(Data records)

++++++++

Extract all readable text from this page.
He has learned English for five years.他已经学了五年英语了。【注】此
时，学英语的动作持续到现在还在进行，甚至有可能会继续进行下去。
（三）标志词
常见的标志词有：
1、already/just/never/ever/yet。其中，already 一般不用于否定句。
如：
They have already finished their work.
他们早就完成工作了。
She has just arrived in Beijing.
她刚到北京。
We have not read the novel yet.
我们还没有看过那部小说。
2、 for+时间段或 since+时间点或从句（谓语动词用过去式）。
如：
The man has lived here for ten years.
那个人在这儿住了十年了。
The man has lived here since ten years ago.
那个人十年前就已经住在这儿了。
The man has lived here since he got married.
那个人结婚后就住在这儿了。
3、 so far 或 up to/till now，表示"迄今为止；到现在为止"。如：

++++++++

**Written exercise:** Recopy the entries above exactly, with every line included.

**Response to this task:**
Extract all readable text from this page.
He has learned English for five years.他已经学了五年英语了。【注】此
时，学英语的动作持续到现在还在进行，甚至有可能会继续进行下去。
（三）标志词
常见的标志词有：
1、already/just/never/ever/yet。其中，already 一般不用于否定句。
如：
They have already finished their work.
他们早就完成工作了。
She has just arrived in Beijing.
她刚到北京。
We have not read the novel yet.
我们还没有看过那部小说。
2、 for+时间段或 since+时间点或从句（谓语动词用过去式）。
如：
The man has lived here for ten years.
那个人在这儿住了十年了。
The man has lived here since ten years ago.
那个人十年前就已经住在这儿了。
The man has lived here since he got married.
那个人结婚后就住在这儿了。
3、 so far 或 up to/till now，表示"迄今为止；到现在为止"。如：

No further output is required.